## What to produce
Copy all lines below containing "marker".
--- Data listing ---
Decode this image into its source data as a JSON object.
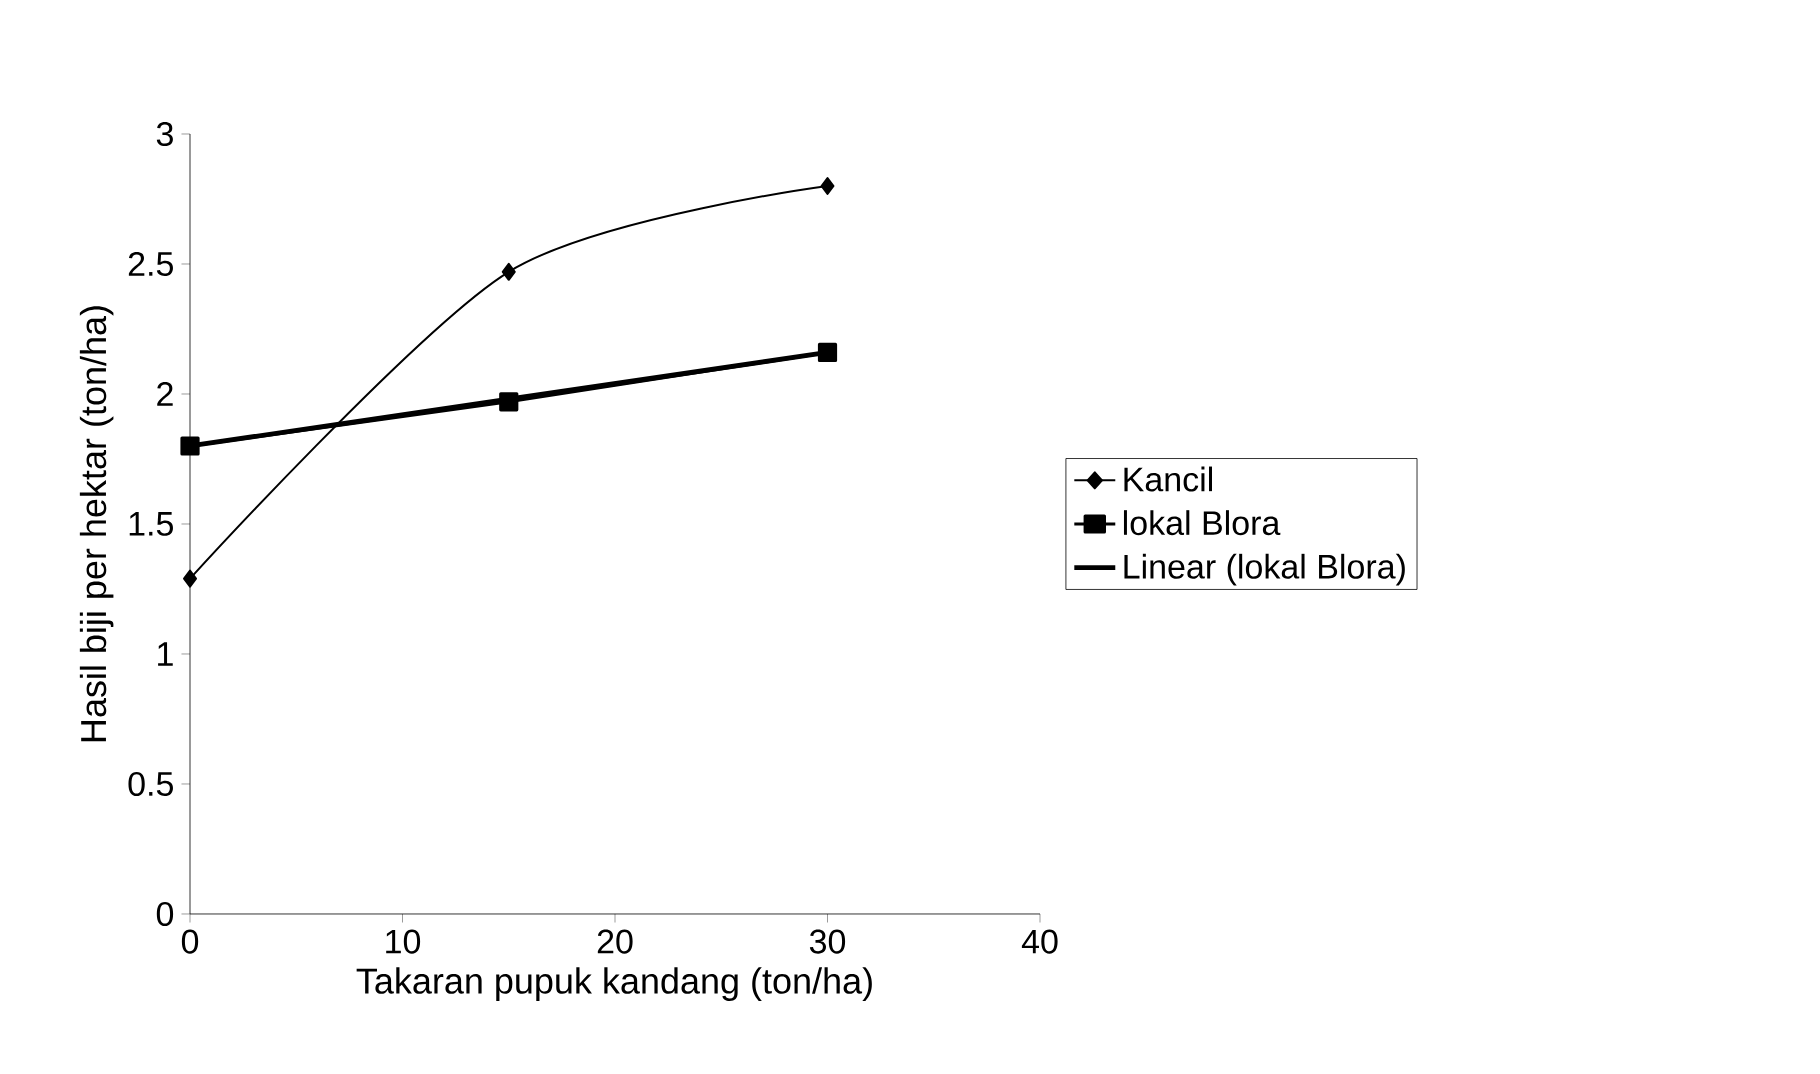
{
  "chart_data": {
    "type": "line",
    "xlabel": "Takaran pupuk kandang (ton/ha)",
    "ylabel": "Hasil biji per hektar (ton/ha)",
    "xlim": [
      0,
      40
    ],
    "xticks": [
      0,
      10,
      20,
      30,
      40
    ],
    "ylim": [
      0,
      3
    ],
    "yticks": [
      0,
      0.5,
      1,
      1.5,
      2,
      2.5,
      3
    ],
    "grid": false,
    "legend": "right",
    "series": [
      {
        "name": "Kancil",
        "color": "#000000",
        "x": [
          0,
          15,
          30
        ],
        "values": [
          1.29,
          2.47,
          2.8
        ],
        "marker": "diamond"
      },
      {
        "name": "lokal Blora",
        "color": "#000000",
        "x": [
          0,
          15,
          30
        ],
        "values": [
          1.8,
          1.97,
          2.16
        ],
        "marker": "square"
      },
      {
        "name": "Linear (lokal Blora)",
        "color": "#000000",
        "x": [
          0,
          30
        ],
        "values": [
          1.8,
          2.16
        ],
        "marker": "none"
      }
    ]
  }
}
---
--- Data listing ---
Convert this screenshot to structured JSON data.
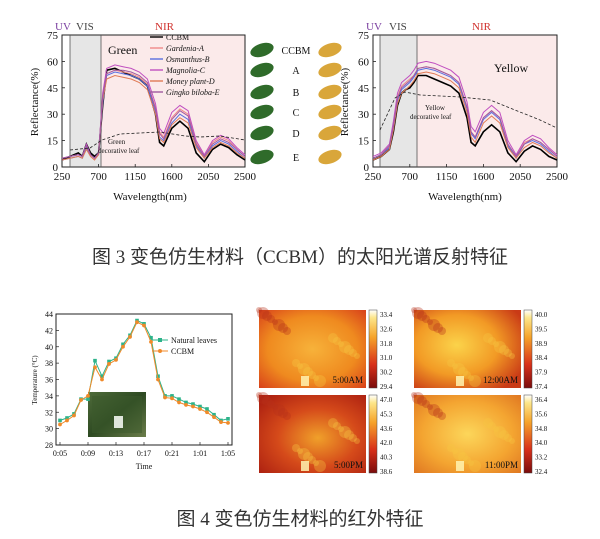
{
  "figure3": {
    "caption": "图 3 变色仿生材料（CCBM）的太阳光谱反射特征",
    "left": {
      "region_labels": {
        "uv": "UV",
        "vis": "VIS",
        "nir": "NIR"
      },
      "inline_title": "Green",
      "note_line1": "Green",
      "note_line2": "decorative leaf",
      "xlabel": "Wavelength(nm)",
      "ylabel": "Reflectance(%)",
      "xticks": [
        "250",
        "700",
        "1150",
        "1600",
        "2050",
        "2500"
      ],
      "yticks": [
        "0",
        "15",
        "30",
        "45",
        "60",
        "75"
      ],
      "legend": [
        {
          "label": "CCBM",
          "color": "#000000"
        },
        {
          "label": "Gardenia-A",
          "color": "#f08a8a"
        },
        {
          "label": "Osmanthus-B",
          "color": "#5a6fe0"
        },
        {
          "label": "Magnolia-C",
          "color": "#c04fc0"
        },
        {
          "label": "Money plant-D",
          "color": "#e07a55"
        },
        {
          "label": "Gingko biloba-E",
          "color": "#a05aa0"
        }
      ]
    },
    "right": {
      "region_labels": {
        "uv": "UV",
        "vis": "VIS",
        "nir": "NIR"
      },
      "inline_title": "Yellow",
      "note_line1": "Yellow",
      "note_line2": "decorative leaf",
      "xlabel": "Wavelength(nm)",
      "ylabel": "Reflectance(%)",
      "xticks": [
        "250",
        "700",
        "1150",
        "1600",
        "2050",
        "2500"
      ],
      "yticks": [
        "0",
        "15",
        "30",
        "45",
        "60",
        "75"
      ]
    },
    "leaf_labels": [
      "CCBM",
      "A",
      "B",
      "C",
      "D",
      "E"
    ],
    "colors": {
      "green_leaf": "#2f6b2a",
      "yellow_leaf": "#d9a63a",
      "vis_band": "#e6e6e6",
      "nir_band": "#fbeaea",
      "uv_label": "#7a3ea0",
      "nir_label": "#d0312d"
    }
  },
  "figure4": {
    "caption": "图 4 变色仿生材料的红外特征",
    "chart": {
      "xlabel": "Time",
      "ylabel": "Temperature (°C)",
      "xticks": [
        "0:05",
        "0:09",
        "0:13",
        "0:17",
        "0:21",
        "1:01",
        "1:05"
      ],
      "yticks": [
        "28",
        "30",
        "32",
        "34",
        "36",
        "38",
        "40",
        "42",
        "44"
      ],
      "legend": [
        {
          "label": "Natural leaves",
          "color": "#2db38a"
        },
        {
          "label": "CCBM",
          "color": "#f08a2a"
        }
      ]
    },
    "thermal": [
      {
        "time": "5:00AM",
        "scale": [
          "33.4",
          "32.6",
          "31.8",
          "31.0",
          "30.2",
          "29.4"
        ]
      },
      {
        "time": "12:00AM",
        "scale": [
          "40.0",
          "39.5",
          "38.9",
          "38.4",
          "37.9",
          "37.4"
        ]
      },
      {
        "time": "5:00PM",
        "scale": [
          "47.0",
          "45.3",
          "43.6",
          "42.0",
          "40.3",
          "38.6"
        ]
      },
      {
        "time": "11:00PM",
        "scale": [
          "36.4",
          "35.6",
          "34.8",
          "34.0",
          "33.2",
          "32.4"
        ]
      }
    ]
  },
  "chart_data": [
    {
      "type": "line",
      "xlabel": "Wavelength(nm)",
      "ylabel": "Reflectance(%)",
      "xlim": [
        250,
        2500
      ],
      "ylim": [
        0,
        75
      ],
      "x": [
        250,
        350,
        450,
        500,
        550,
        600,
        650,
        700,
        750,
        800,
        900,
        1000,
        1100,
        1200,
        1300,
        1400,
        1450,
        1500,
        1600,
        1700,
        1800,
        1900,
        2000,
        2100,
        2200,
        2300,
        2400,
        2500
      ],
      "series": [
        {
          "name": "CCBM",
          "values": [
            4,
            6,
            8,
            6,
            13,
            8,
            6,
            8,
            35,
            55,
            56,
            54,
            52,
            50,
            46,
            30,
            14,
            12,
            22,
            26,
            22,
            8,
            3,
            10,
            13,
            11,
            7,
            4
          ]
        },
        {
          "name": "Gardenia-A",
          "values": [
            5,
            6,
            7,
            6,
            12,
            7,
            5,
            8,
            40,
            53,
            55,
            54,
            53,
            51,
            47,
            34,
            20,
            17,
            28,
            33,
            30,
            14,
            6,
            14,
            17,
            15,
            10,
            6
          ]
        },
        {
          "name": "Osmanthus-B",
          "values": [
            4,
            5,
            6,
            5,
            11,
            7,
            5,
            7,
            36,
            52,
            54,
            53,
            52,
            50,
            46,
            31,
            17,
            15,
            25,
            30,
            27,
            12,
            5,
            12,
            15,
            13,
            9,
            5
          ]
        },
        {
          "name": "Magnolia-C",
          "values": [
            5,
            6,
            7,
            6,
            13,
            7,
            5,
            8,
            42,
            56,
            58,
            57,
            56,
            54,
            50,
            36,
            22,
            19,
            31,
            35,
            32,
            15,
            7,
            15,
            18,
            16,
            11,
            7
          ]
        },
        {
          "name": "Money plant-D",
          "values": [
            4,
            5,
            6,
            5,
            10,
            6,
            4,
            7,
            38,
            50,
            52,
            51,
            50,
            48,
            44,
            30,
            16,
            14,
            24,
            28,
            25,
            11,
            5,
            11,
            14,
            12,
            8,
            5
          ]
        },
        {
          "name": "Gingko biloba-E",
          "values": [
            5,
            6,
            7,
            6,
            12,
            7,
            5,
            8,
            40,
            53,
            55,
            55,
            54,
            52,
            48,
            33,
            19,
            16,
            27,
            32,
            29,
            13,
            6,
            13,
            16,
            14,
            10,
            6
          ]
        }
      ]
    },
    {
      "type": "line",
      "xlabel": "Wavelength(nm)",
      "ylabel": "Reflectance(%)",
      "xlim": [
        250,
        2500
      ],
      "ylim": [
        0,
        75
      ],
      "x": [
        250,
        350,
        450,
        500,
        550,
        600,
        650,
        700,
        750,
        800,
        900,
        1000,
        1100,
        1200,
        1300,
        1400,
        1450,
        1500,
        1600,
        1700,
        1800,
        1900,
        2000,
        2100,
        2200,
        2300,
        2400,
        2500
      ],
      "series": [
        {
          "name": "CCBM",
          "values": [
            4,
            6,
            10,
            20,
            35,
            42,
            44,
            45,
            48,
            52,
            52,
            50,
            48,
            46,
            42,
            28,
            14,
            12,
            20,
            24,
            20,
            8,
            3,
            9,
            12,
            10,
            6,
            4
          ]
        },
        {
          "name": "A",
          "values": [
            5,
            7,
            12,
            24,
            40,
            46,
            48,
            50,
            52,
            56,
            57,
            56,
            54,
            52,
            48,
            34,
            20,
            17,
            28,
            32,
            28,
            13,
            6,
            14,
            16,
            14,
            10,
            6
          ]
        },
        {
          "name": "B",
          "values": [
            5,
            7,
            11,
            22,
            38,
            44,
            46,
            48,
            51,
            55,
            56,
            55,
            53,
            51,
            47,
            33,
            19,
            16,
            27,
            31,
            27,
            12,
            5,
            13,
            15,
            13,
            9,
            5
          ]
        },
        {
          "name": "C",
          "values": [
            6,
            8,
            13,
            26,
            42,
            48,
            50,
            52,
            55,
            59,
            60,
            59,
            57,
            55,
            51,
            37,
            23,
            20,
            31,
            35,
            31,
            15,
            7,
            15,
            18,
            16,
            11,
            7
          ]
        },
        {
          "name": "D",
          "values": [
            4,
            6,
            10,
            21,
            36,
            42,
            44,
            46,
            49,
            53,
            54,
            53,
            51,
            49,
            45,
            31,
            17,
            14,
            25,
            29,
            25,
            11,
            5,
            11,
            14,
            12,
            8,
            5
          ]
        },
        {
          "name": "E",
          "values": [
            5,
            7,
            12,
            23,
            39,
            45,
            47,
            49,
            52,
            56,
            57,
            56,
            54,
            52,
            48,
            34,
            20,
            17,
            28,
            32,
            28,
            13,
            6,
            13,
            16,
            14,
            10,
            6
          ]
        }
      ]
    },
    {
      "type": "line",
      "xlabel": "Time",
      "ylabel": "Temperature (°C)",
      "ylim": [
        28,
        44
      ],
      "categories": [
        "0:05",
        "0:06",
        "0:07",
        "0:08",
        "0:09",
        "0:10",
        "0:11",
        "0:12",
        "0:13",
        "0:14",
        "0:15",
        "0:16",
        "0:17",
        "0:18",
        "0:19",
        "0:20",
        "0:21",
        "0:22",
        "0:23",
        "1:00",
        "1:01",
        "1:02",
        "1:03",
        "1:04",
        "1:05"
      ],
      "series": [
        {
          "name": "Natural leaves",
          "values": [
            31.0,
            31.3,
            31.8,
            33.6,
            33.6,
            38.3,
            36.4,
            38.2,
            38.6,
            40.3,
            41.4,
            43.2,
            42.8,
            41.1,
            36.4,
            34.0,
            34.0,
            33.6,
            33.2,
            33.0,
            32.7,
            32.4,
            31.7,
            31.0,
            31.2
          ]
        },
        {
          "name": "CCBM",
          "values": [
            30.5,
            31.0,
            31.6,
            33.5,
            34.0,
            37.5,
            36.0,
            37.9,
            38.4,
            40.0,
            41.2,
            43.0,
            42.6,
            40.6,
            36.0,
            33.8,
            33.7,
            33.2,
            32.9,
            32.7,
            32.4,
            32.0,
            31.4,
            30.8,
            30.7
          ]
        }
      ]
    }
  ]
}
---
## Final result
        "marker": "diamond"
        "marker": "square"
        "marker": "none"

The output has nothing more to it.